Copy the records that follow exactly as written, but not their pictures.

(Some records)
───

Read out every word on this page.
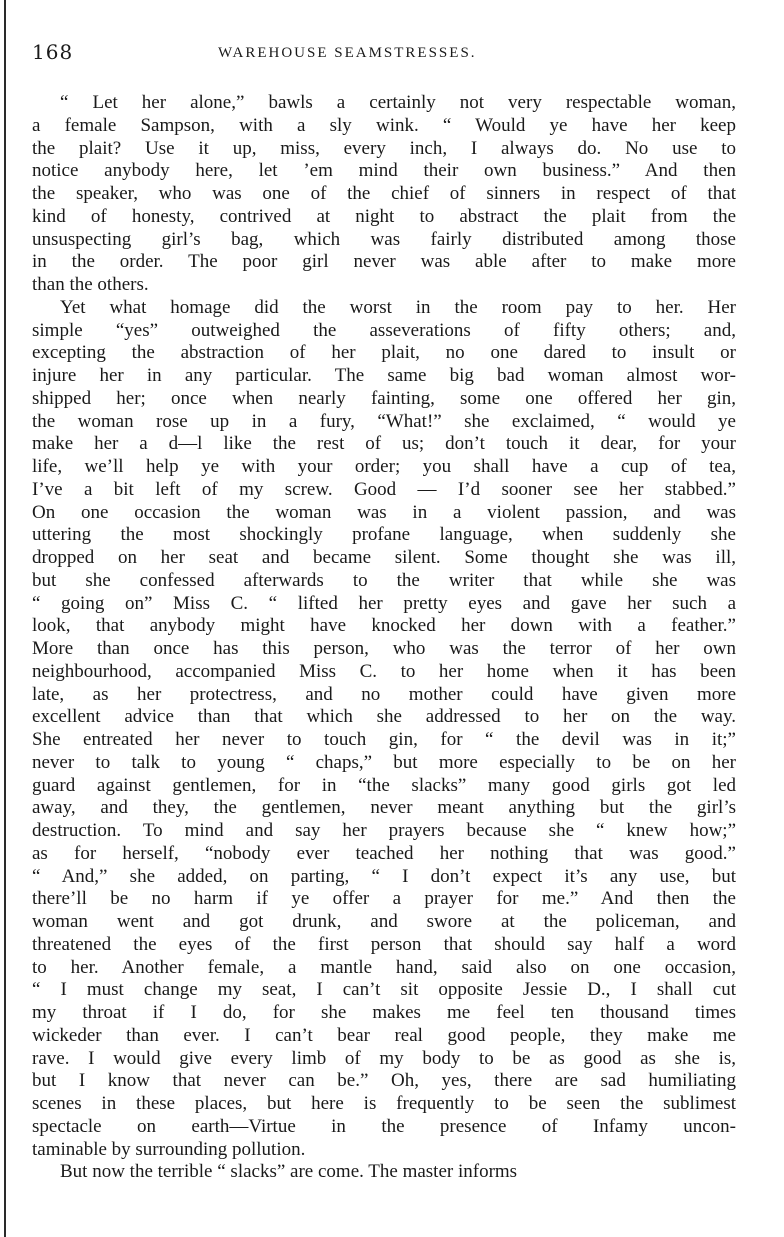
168	WAREHOUSE SEAMSTRESSES.
“ Let her alone,” bawls a certainly not very respectable woman,
a female Sampson, with a sly wink. “ Would ye have her keep
the plait? Use it up, miss, every inch, I always do. No use to
notice anybody here, let ’em mind their own business.” And then
the speaker, who was one of the chief of sinners in respect of that
kind of honesty, contrived at night to abstract the plait from the
unsuspecting girl’s bag, which was fairly distributed among those
in the order. The poor girl never was able after to make more
than the others.
Yet what homage did the worst in the room pay to her. Her
simple “yes” outweighed the asseverations of fifty others; and,
excepting the abstraction of her plait, no one dared to insult or
injure her in any particular. The same big bad woman almost wor-
shipped her; once when nearly fainting, some one offered her gin,
the woman rose up in a fury, “What!” she exclaimed, “ would ye
make her a d—l like the rest of us; don’t touch it dear, for your
life, we’ll help ye with your order; you shall have a cup of tea,
I’ve a bit left of my screw. Good — I’d sooner see her stabbed.”
On one occasion the woman was in a violent passion, and was
uttering the most shockingly profane language, when suddenly she
dropped on her seat and became silent. Some thought she was ill,
but she confessed afterwards to the writer that while she was
“ going on” Miss C. “ lifted her pretty eyes and gave her such a
look, that anybody might have knocked her down with a feather.”
More than once has this person, who was the terror of her own
neighbourhood, accompanied Miss C. to her home when it has been
late, as her protectress, and no mother could have given more
excellent advice than that which she addressed to her on the way.
She entreated her never to touch gin, for “ the devil was in it;”
never to talk to young “ chaps,” but more especially to be on her
guard against gentlemen, for in “the slacks” many good girls got led
away, and they, the gentlemen, never meant anything but the girl’s
destruction. To mind and say her prayers because she “ knew how;”
as for herself, “nobody ever teached her nothing that was good.”
“ And,” she added, on parting, “ I don’t expect it’s any use, but
there’ll be no harm if ye offer a prayer for me.” And then the
woman went and got drunk, and swore at the policeman, and
threatened the eyes of the first person that should say half a word
to her. Another female, a mantle hand, said also on one occasion,
“ I must change my seat, I can’t sit opposite Jessie D., I shall cut
my throat if I do, for she makes me feel ten thousand times
wickeder than ever. I can’t bear real good people, they make me
rave. I would give every limb of my body to be as good as she is,
but I know that never can be.” Oh, yes, there are sad humiliating
scenes in these places, but here is frequently to be seen the sublimest
spectacle on earth—Virtue in the presence of Infamy uncon-
taminable by surrounding pollution.
But now the terrible “ slacks” are come. The master informs
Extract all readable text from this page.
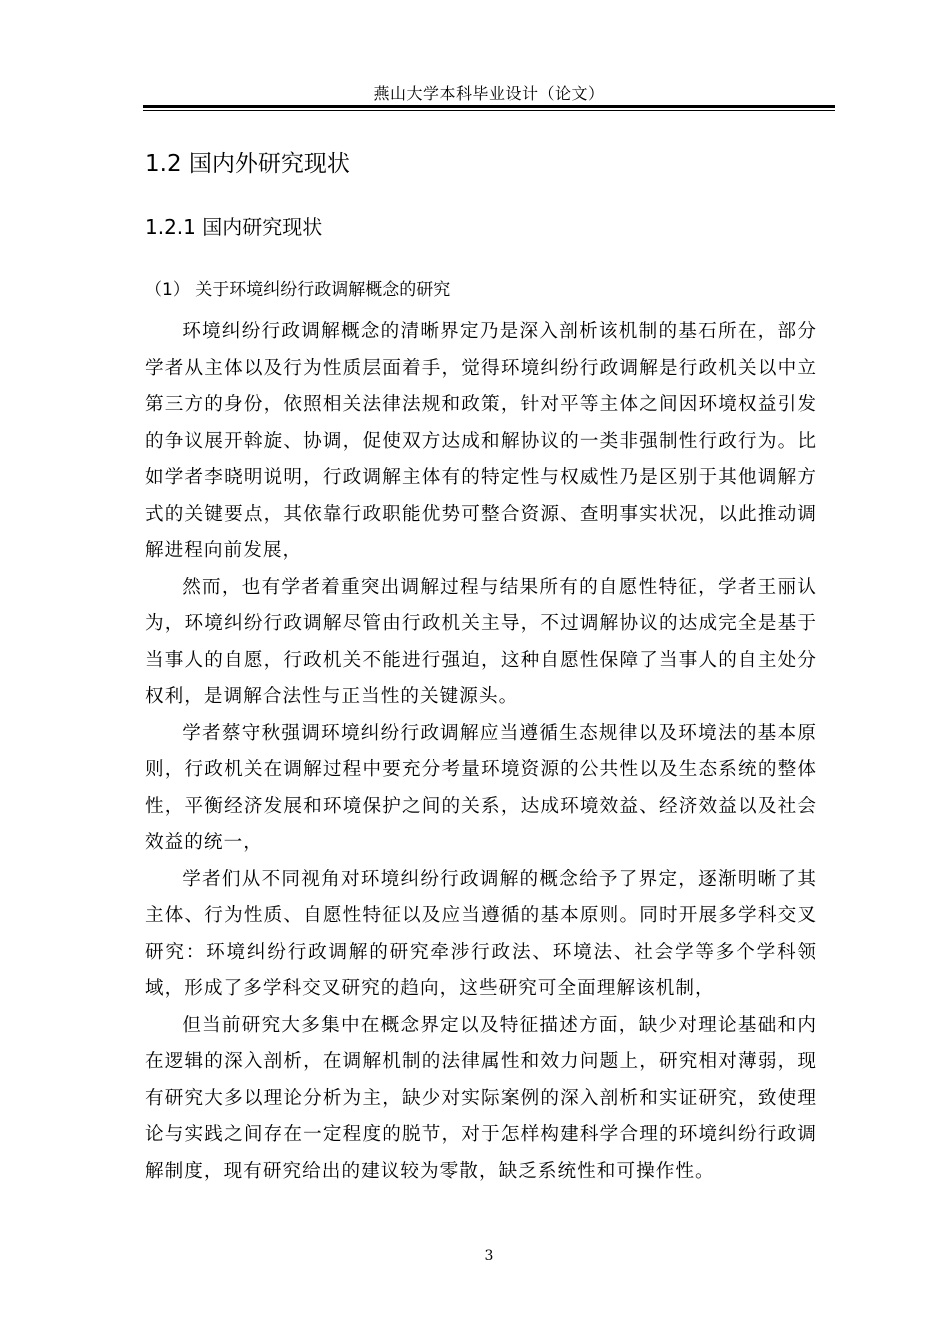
燕山大学本科毕业设计（论文）
1.2 国内外研究现状
1.2.1 国内研究现状
（1） 关于环境纠纷行政调解概念的研究

环境纠纷行政调解概念的清晰界定乃是深入剖析该机制的基石所在，部分学者从主体以及行为性质层面着手，觉得环境纠纷行政调解是行政机关以中立第三方的身份，依照相关法律法规和政策，针对平等主体之间因环境权益引发的争议展开斡旋、协调，促使双方达成和解协议的一类非强制性行政行为。比如学者李晓明说明，行政调解主体有的特定性与权威性乃是区别于其他调解方式的关键要点，其依靠行政职能优势可整合资源、查明事实状况，以此推动调解进程向前发展，

然而，也有学者着重突出调解过程与结果所有的自愿性特征，学者王丽认为，环境纠纷行政调解尽管由行政机关主导，不过调解协议的达成完全是基于当事人的自愿，行政机关不能进行强迫，这种自愿性保障了当事人的自主处分权利，是调解合法性与正当性的关键源头。

学者蔡守秋强调环境纠纷行政调解应当遵循生态规律以及环境法的基本原则，行政机关在调解过程中要充分考量环境资源的公共性以及生态系统的整体性，平衡经济发展和环境保护之间的关系，达成环境效益、经济效益以及社会效益的统一，

学者们从不同视角对环境纠纷行政调解的概念给予了界定，逐渐明晰了其主体、行为性质、自愿性特征以及应当遵循的基本原则。同时开展多学科交叉研究：环境纠纷行政调解的研究牵涉行政法、环境法、社会学等多个学科领域，形成了多学科交叉研究的趋向，这些研究可全面理解该机制，

但当前研究大多集中在概念界定以及特征描述方面，缺少对理论基础和内在逻辑的深入剖析，在调解机制的法律属性和效力问题上，研究相对薄弱，现有研究大多以理论分析为主，缺少对实际案例的深入剖析和实证研究，致使理论与实践之间存在一定程度的脱节，对于怎样构建科学合理的环境纠纷行政调解制度，现有研究给出的建议较为零散，缺乏系统性和可操作性。

3
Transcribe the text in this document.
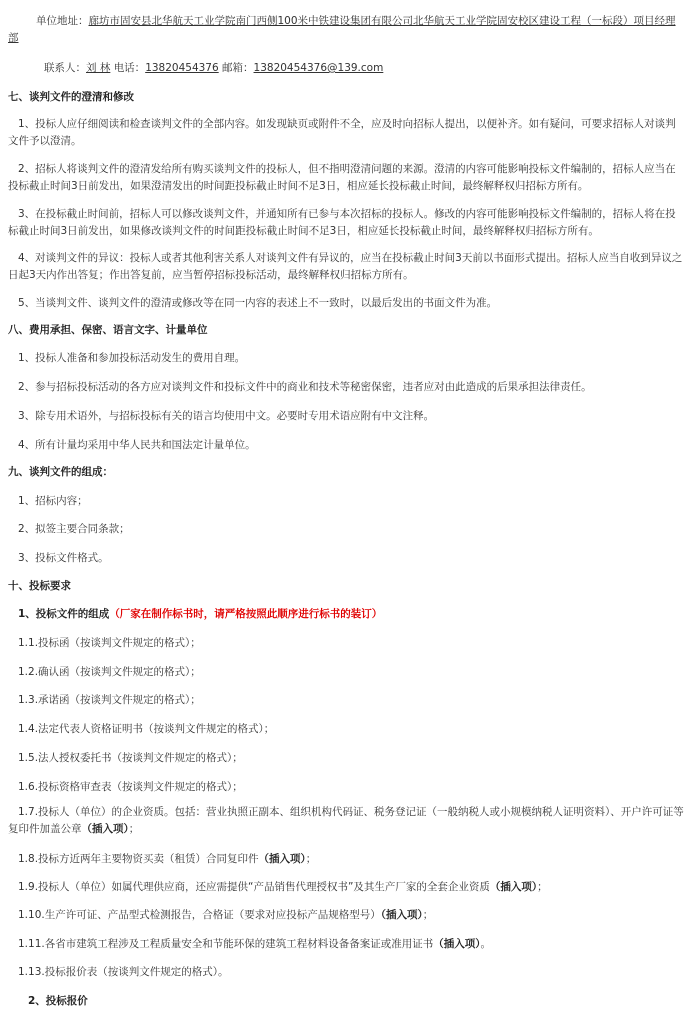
单位地址：廊坊市固安县北华航天工业学院南门西侧100米中铁建设集团有限公司北华航天工业学院固安校区建设工程（一标段）项目经理部
联系人：刘 林 电话：13820454376 邮箱：13820454376@139.com
七、谈判文件的澄清和修改
1、投标人应仔细阅读和检查谈判文件的全部内容。如发现缺页或附件不全，应及时向招标人提出，以便补齐。如有疑问，可要求招标人对谈判文件予以澄清。
2、招标人将谈判文件的澄清发给所有购买谈判文件的投标人，但不指明澄清问题的来源。澄清的内容可能影响投标文件编制的，招标人应当在投标截止时间3日前发出，如果澄清发出的时间距投标截止时间不足3日，相应延长投标截止时间，最终解释权归招标方所有。
3、在投标截止时间前，招标人可以修改谈判文件，并通知所有已参与本次招标的投标人。修改的内容可能影响投标文件编制的，招标人将在投标截止时间3日前发出，如果修改谈判文件的时间距投标截止时间不足3日，相应延长投标截止时间，最终解释权归招标方所有。
4、对谈判文件的异议：投标人或者其他利害关系人对谈判文件有异议的，应当在投标截止时间3天前以书面形式提出。招标人应当自收到异议之日起3天内作出答复；作出答复前，应当暂停招标投标活动，最终解释权归招标方所有。
5、当谈判文件、谈判文件的澄清或修改等在同一内容的表述上不一致时，以最后发出的书面文件为准。
八、费用承担、保密、语言文字、计量单位
1、投标人准备和参加投标活动发生的费用自理。
2、参与招标投标活动的各方应对谈判文件和投标文件中的商业和技术等秘密保密，违者应对由此造成的后果承担法律责任。
3、除专用术语外，与招标投标有关的语言均使用中文。必要时专用术语应附有中文注释。
4、所有计量均采用中华人民共和国法定计量单位。
九、谈判文件的组成：
1、招标内容；
2、拟签主要合同条款；
3、投标文件格式。
十、投标要求
1、投标文件的组成（厂家在制作标书时，请严格按照此顺序进行标书的装订）
1.1.投标函（按谈判文件规定的格式）；
1.2.确认函（按谈判文件规定的格式）；
1.3.承诺函（按谈判文件规定的格式）；
1.4.法定代表人资格证明书（按谈判文件规定的格式）；
1.5.法人授权委托书（按谈判文件规定的格式）；
1.6.投标资格审查表（按谈判文件规定的格式）；
1.7.投标人（单位）的企业资质。包括：营业执照正副本、组织机构代码证、税务登记证（一般纳税人或小规模纳税人证明资料）、开户许可证等复印件加盖公章（插入项）；
1.8.投标方近两年主要物资买卖（租赁）合同复印件（插入项）；
1.9.投标人（单位）如属代理供应商，还应需提供“产品销售代理授权书”及其生产厂家的全套企业资质（插入项）；
1.10.生产许可证、产品型式检测报告，合格证（要求对应投标产品规格型号）（插入项）；
1.11.各省市建筑工程涉及工程质量安全和节能环保的建筑工程材料设备备案证或准用证书（插入项）。
1.13.投标报价表（按谈判文件规定的格式）。
2、投标报价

───

* [SOLUTION]:
Read out every word on this page.
168	WAREHOUSE SEAMSTRESSES.
“ Let her alone,” bawls a certainly not very respectable woman,
a female Sampson, with a sly wink. “ Would ye have her keep
the plait? Use it up, miss, every inch, I always do. No use to
notice anybody here, let ’em mind their own business.” And then
the speaker, who was one of the chief of sinners in respect of that
kind of honesty, contrived at night to abstract the plait from the
unsuspecting girl’s bag, which was fairly distributed among those
in the order. The poor girl never was able after to make more
than the others.
Yet what homage did the worst in the room pay to her. Her
simple “yes” outweighed the asseverations of fifty others; and,
excepting the abstraction of her plait, no one dared to insult or
injure her in any particular. The same big bad woman almost wor-
shipped her; once when nearly fainting, some one offered her gin,
the woman rose up in a fury, “What!” she exclaimed, “ would ye
make her a d—l like the rest of us; don’t touch it dear, for your
life, we’ll help ye with your order; you shall have a cup of tea,
I’ve a bit left of my screw. Good — I’d sooner see her stabbed.”
On one occasion the woman was in a violent passion, and was
uttering the most shockingly profane language, when suddenly she
dropped on her seat and became silent. Some thought she was ill,
but she confessed afterwards to the writer that while she was
“ going on” Miss C. “ lifted her pretty eyes and gave her such a
look, that anybody might have knocked her down with a feather.”
More than once has this person, who was the terror of her own
neighbourhood, accompanied Miss C. to her home when it has been
late, as her protectress, and no mother could have given more
excellent advice than that which she addressed to her on the way.
She entreated her never to touch gin, for “ the devil was in it;”
never to talk to young “ chaps,” but more especially to be on her
guard against gentlemen, for in “the slacks” many good girls got led
away, and they, the gentlemen, never meant anything but the girl’s
destruction. To mind and say her prayers because she “ knew how;”
as for herself, “nobody ever teached her nothing that was good.”
“ And,” she added, on parting, “ I don’t expect it’s any use, but
there’ll be no harm if ye offer a prayer for me.” And then the
woman went and got drunk, and swore at the policeman, and
threatened the eyes of the first person that should say half a word
to her. Another female, a mantle hand, said also on one occasion,
“ I must change my seat, I can’t sit opposite Jessie D., I shall cut
my throat if I do, for she makes me feel ten thousand times
wickeder than ever. I can’t bear real good people, they make me
rave. I would give every limb of my body to be as good as she is,
but I know that never can be.” Oh, yes, there are sad humiliating
scenes in these places, but here is frequently to be seen the sublimest
spectacle on earth—Virtue in the presence of Infamy uncon-
taminable by surrounding pollution.
But now the terrible “ slacks” are come. The master informs
Extract all readable text from this page.
燕山大学本科毕业设计（论文）
1.2 国内外研究现状
1.2.1 国内研究现状
（1） 关于环境纠纷行政调解概念的研究

环境纠纷行政调解概念的清晰界定乃是深入剖析该机制的基石所在，部分学者从主体以及行为性质层面着手，觉得环境纠纷行政调解是行政机关以中立第三方的身份，依照相关法律法规和政策，针对平等主体之间因环境权益引发的争议展开斡旋、协调，促使双方达成和解协议的一类非强制性行政行为。比如学者李晓明说明，行政调解主体有的特定性与权威性乃是区别于其他调解方式的关键要点，其依靠行政职能优势可整合资源、查明事实状况，以此推动调解进程向前发展，

然而，也有学者着重突出调解过程与结果所有的自愿性特征，学者王丽认为，环境纠纷行政调解尽管由行政机关主导，不过调解协议的达成完全是基于当事人的自愿，行政机关不能进行强迫，这种自愿性保障了当事人的自主处分权利，是调解合法性与正当性的关键源头。

学者蔡守秋强调环境纠纷行政调解应当遵循生态规律以及环境法的基本原则，行政机关在调解过程中要充分考量环境资源的公共性以及生态系统的整体性，平衡经济发展和环境保护之间的关系，达成环境效益、经济效益以及社会效益的统一，

学者们从不同视角对环境纠纷行政调解的概念给予了界定，逐渐明晰了其主体、行为性质、自愿性特征以及应当遵循的基本原则。同时开展多学科交叉研究：环境纠纷行政调解的研究牵涉行政法、环境法、社会学等多个学科领域，形成了多学科交叉研究的趋向，这些研究可全面理解该机制，

但当前研究大多集中在概念界定以及特征描述方面，缺少对理论基础和内在逻辑的深入剖析，在调解机制的法律属性和效力问题上，研究相对薄弱，现有研究大多以理论分析为主，缺少对实际案例的深入剖析和实证研究，致使理论与实践之间存在一定程度的脱节，对于怎样构建科学合理的环境纠纷行政调解制度，现有研究给出的建议较为零散，缺乏系统性和可操作性。

3
Transcribe the text in this document.
单位地址：廊坊市固安县北华航天工业学院南门西侧100米中铁建设集团有限公司北华航天工业学院固安校区建设工程（一标段）项目经理部
联系人：刘 林 电话：13820454376 邮箱：13820454376@139.com
七、谈判文件的澄清和修改
1、投标人应仔细阅读和检查谈判文件的全部内容。如发现缺页或附件不全，应及时向招标人提出，以便补齐。如有疑问，可要求招标人对谈判文件予以澄清。
2、招标人将谈判文件的澄清发给所有购买谈判文件的投标人，但不指明澄清问题的来源。澄清的内容可能影响投标文件编制的，招标人应当在投标截止时间3日前发出，如果澄清发出的时间距投标截止时间不足3日，相应延长投标截止时间，最终解释权归招标方所有。
3、在投标截止时间前，招标人可以修改谈判文件，并通知所有已参与本次招标的投标人。修改的内容可能影响投标文件编制的，招标人将在投标截止时间3日前发出，如果修改谈判文件的时间距投标截止时间不足3日，相应延长投标截止时间，最终解释权归招标方所有。
4、对谈判文件的异议：投标人或者其他利害关系人对谈判文件有异议的，应当在投标截止时间3天前以书面形式提出。招标人应当自收到异议之日起3天内作出答复；作出答复前，应当暂停招标投标活动，最终解释权归招标方所有。
5、当谈判文件、谈判文件的澄清或修改等在同一内容的表述上不一致时，以最后发出的书面文件为准。
八、费用承担、保密、语言文字、计量单位
1、投标人准备和参加投标活动发生的费用自理。
2、参与招标投标活动的各方应对谈判文件和投标文件中的商业和技术等秘密保密，违者应对由此造成的后果承担法律责任。
3、除专用术语外，与招标投标有关的语言均使用中文。必要时专用术语应附有中文注释。
4、所有计量均采用中华人民共和国法定计量单位。
九、谈判文件的组成：
1、招标内容；
2、拟签主要合同条款；
3、投标文件格式。
十、投标要求
1、投标文件的组成（厂家在制作标书时，请严格按照此顺序进行标书的装订）
1.1.投标函（按谈判文件规定的格式）；
1.2.确认函（按谈判文件规定的格式）；
1.3.承诺函（按谈判文件规定的格式）；
1.4.法定代表人资格证明书（按谈判文件规定的格式）；
1.5.法人授权委托书（按谈判文件规定的格式）；
1.6.投标资格审查表（按谈判文件规定的格式）；
1.7.投标人（单位）的企业资质。包括：营业执照正副本、组织机构代码证、税务登记证（一般纳税人或小规模纳税人证明资料）、开户许可证等复印件加盖公章（插入项）；
1.8.投标方近两年主要物资买卖（租赁）合同复印件（插入项）；
1.9.投标人（单位）如属代理供应商，还应需提供“产品销售代理授权书”及其生产厂家的全套企业资质（插入项）；
1.10.生产许可证、产品型式检测报告，合格证（要求对应投标产品规格型号）（插入项）；
1.11.各省市建筑工程涉及工程质量安全和节能环保的建筑工程材料设备备案证或准用证书（插入项）。
1.13.投标报价表（按谈判文件规定的格式）。
2、投标报价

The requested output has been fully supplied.